- **What to produce**
Give an exact transcription of every line, dropping the images.

--- START Dataset records ---

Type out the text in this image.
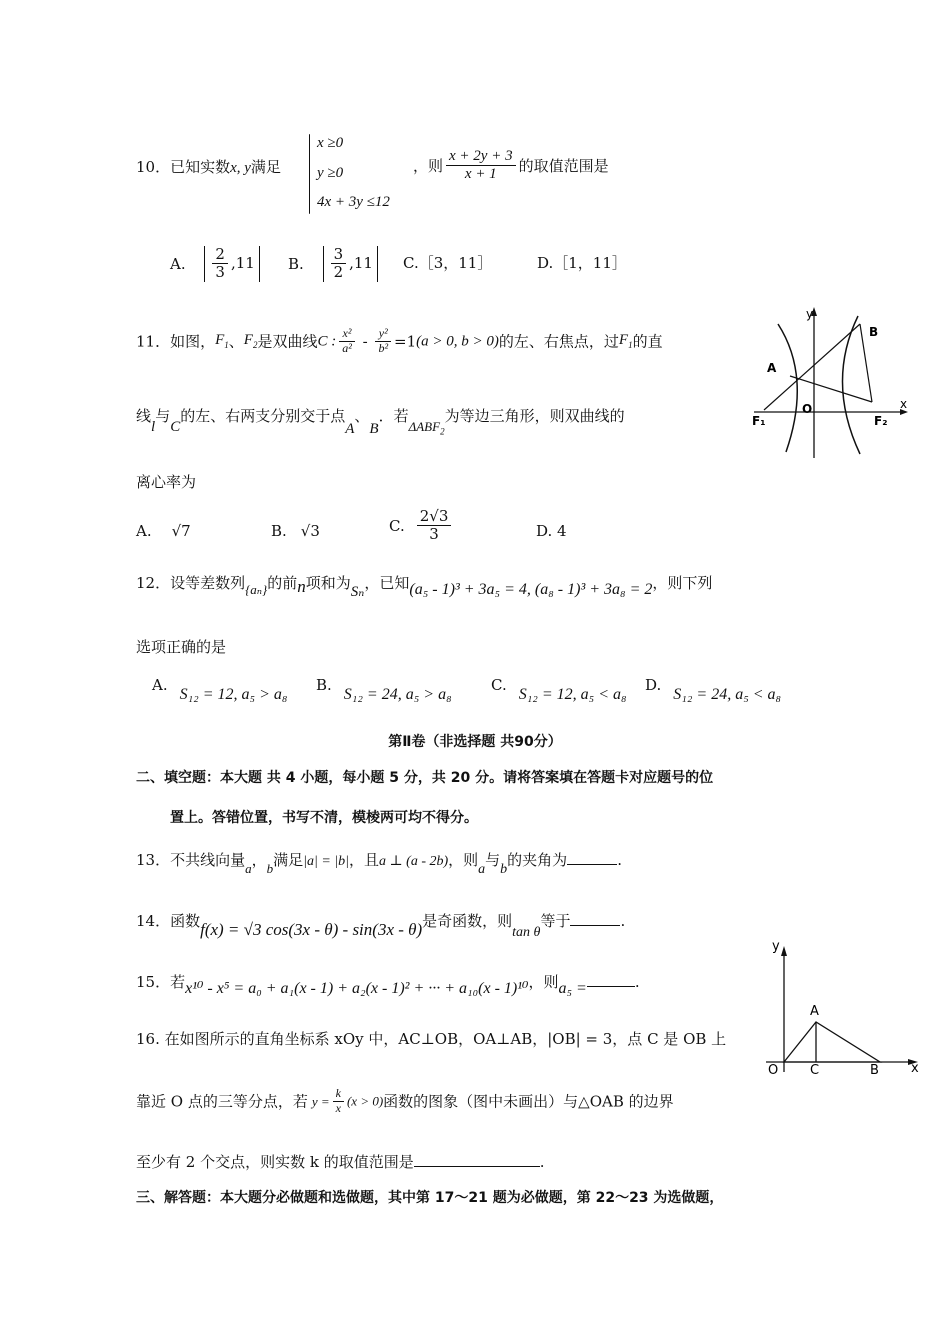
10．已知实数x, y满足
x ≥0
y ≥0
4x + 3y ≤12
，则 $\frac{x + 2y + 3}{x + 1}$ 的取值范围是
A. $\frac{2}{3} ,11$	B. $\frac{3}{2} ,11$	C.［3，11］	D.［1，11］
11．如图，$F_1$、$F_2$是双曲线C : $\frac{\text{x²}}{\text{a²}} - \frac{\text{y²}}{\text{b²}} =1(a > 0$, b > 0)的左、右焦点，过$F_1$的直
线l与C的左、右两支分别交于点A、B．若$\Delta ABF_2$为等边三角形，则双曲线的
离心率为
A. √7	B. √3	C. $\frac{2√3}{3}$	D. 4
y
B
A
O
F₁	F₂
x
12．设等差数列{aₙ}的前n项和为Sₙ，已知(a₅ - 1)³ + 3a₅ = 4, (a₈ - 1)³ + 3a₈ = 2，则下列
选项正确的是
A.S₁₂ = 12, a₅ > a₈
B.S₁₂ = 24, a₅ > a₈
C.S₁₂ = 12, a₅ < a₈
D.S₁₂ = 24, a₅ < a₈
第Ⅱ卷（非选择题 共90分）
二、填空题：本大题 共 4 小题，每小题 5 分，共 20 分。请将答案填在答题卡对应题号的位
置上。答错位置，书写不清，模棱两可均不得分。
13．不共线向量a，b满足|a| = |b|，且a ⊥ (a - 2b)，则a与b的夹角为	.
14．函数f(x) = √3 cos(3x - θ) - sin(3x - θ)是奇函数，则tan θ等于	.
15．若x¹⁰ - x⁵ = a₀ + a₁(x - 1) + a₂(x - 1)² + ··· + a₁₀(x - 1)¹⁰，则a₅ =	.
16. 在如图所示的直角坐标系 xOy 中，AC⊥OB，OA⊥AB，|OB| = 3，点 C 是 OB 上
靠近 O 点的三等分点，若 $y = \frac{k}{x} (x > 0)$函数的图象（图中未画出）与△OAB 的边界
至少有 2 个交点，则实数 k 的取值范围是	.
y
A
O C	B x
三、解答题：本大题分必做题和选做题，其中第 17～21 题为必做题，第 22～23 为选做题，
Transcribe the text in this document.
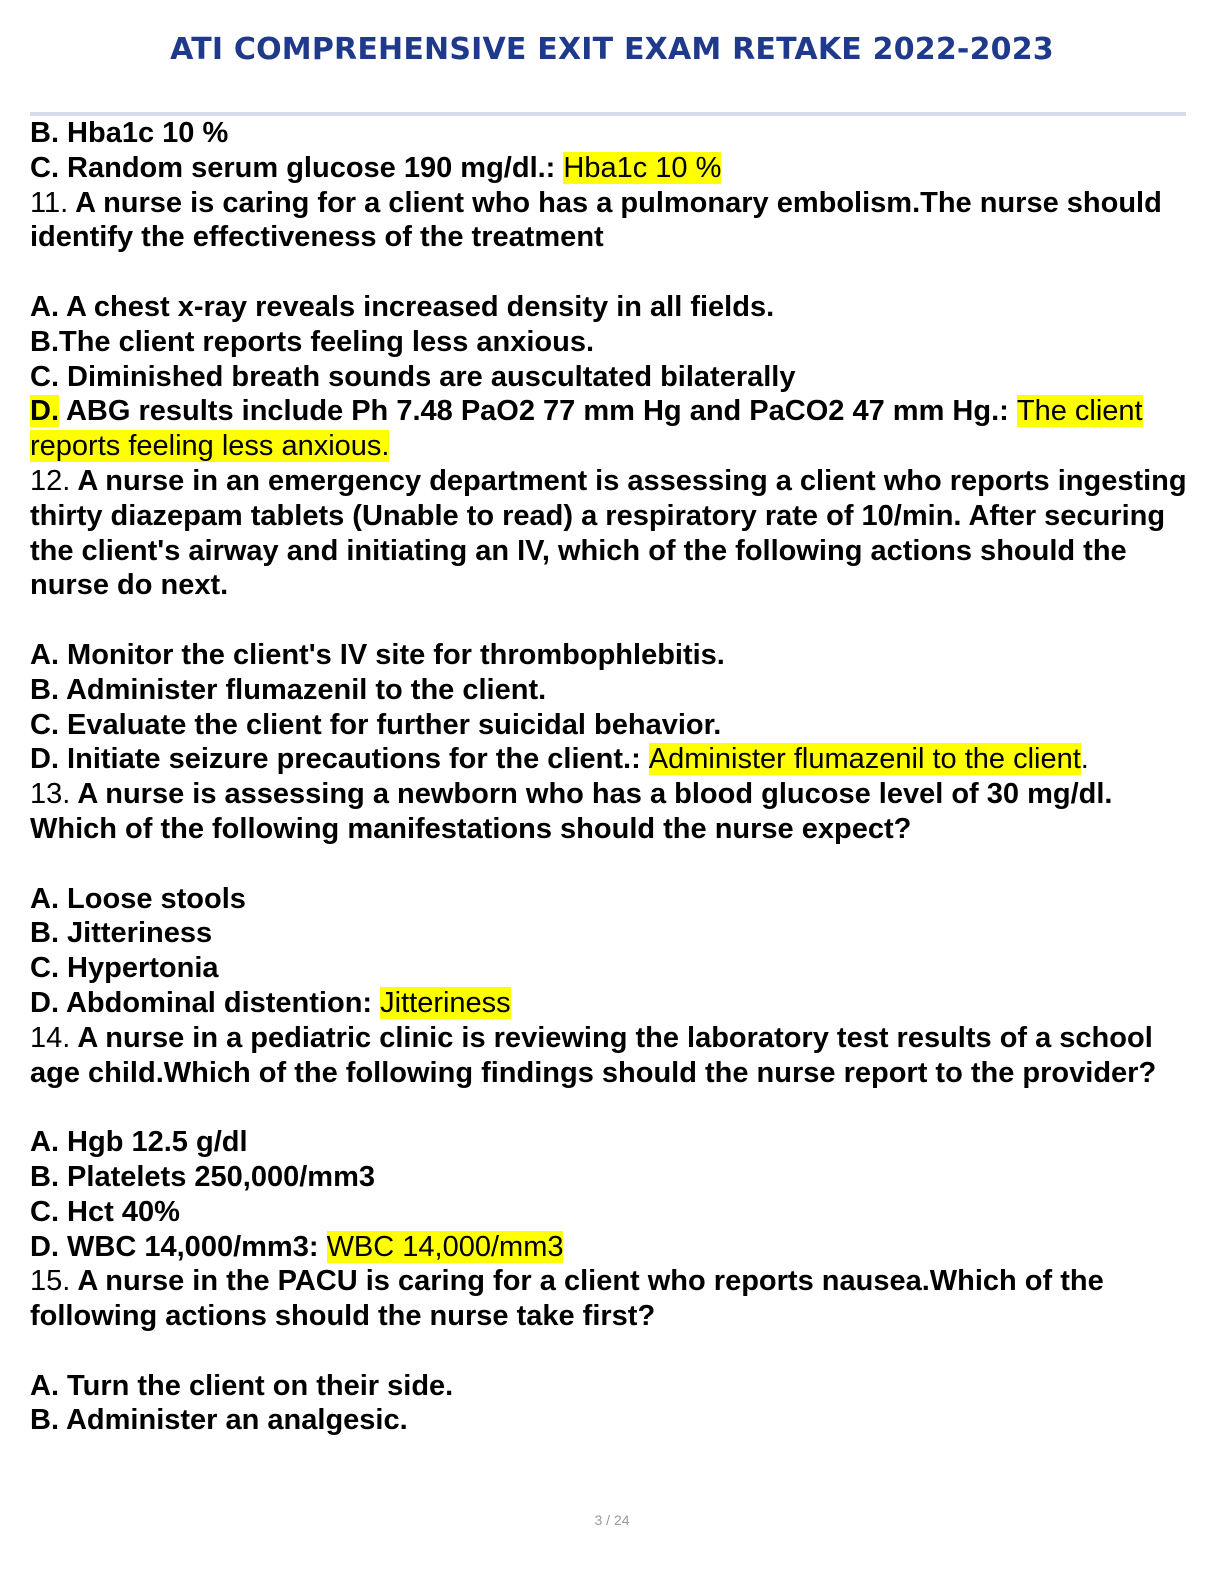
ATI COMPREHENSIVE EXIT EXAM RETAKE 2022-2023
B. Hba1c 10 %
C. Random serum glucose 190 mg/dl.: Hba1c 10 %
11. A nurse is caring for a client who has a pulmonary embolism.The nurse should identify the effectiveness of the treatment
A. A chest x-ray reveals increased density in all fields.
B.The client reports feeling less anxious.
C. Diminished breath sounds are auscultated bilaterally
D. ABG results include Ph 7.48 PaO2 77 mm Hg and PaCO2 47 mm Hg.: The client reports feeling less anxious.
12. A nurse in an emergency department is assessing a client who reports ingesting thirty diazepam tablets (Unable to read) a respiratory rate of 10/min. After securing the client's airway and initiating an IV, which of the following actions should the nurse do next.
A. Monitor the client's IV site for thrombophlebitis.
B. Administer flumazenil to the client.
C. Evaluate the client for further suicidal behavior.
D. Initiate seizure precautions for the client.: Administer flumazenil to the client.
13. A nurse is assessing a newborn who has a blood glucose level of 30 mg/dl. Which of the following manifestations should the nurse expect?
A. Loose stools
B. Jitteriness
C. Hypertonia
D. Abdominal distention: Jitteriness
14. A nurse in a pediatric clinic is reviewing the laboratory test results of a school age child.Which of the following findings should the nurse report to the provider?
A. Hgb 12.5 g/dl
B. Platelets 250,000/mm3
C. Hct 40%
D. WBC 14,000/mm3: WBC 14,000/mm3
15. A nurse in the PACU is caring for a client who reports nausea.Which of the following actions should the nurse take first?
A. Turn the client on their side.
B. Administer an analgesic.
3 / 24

--- END Dataset records ---

- **Written solution**
Type out the text in this image.
10．已知实数x, y满足
x ≥0
y ≥0
4x + 3y ≤12
，则 $\frac{x + 2y + 3}{x + 1}$ 的取值范围是
A. $\frac{2}{3} ,11$	B. $\frac{3}{2} ,11$	C.［3，11］	D.［1，11］
11．如图，$F_1$、$F_2$是双曲线C : $\frac{\text{x²}}{\text{a²}} - \frac{\text{y²}}{\text{b²}} =1(a > 0$, b > 0)的左、右焦点，过$F_1$的直
线l与C的左、右两支分别交于点A、B．若$\Delta ABF_2$为等边三角形，则双曲线的
离心率为
A. √7	B. √3	C. $\frac{2√3}{3}$	D. 4
y
B
A
O
F₁	F₂
x
12．设等差数列{aₙ}的前n项和为Sₙ，已知(a₅ - 1)³ + 3a₅ = 4, (a₈ - 1)³ + 3a₈ = 2，则下列
选项正确的是
A.S₁₂ = 12, a₅ > a₈
B.S₁₂ = 24, a₅ > a₈
C.S₁₂ = 12, a₅ < a₈
D.S₁₂ = 24, a₅ < a₈
第Ⅱ卷（非选择题 共90分）
二、填空题：本大题 共 4 小题，每小题 5 分，共 20 分。请将答案填在答题卡对应题号的位
置上。答错位置，书写不清，模棱两可均不得分。
13．不共线向量a，b满足|a| = |b|，且a ⊥ (a - 2b)，则a与b的夹角为	.
14．函数f(x) = √3 cos(3x - θ) - sin(3x - θ)是奇函数，则tan θ等于	.
15．若x¹⁰ - x⁵ = a₀ + a₁(x - 1) + a₂(x - 1)² + ··· + a₁₀(x - 1)¹⁰，则a₅ =	.
16. 在如图所示的直角坐标系 xOy 中，AC⊥OB，OA⊥AB，|OB| = 3，点 C 是 OB 上
靠近 O 点的三等分点，若 $y = \frac{k}{x} (x > 0)$函数的图象（图中未画出）与△OAB 的边界
至少有 2 个交点，则实数 k 的取值范围是	.
y
A
O C	B x
三、解答题：本大题分必做题和选做题，其中第 17～21 题为必做题，第 22～23 为选做题，
Transcribe the text in this document.
ATI COMPREHENSIVE EXIT EXAM RETAKE 2022-2023
B. Hba1c 10 %
C. Random serum glucose 190 mg/dl.: Hba1c 10 %
11. A nurse is caring for a client who has a pulmonary embolism.The nurse should identify the effectiveness of the treatment
A. A chest x-ray reveals increased density in all fields.
B.The client reports feeling less anxious.
C. Diminished breath sounds are auscultated bilaterally
D. ABG results include Ph 7.48 PaO2 77 mm Hg and PaCO2 47 mm Hg.: The client reports feeling less anxious.
12. A nurse in an emergency department is assessing a client who reports ingesting thirty diazepam tablets (Unable to read) a respiratory rate of 10/min. After securing the client's airway and initiating an IV, which of the following actions should the nurse do next.
A. Monitor the client's IV site for thrombophlebitis.
B. Administer flumazenil to the client.
C. Evaluate the client for further suicidal behavior.
D. Initiate seizure precautions for the client.: Administer flumazenil to the client.
13. A nurse is assessing a newborn who has a blood glucose level of 30 mg/dl. Which of the following manifestations should the nurse expect?
A. Loose stools
B. Jitteriness
C. Hypertonia
D. Abdominal distention: Jitteriness
14. A nurse in a pediatric clinic is reviewing the laboratory test results of a school age child.Which of the following findings should the nurse report to the provider?
A. Hgb 12.5 g/dl
B. Platelets 250,000/mm3
C. Hct 40%
D. WBC 14,000/mm3: WBC 14,000/mm3
15. A nurse in the PACU is caring for a client who reports nausea.Which of the following actions should the nurse take first?
A. Turn the client on their side.
B. Administer an analgesic.
3 / 24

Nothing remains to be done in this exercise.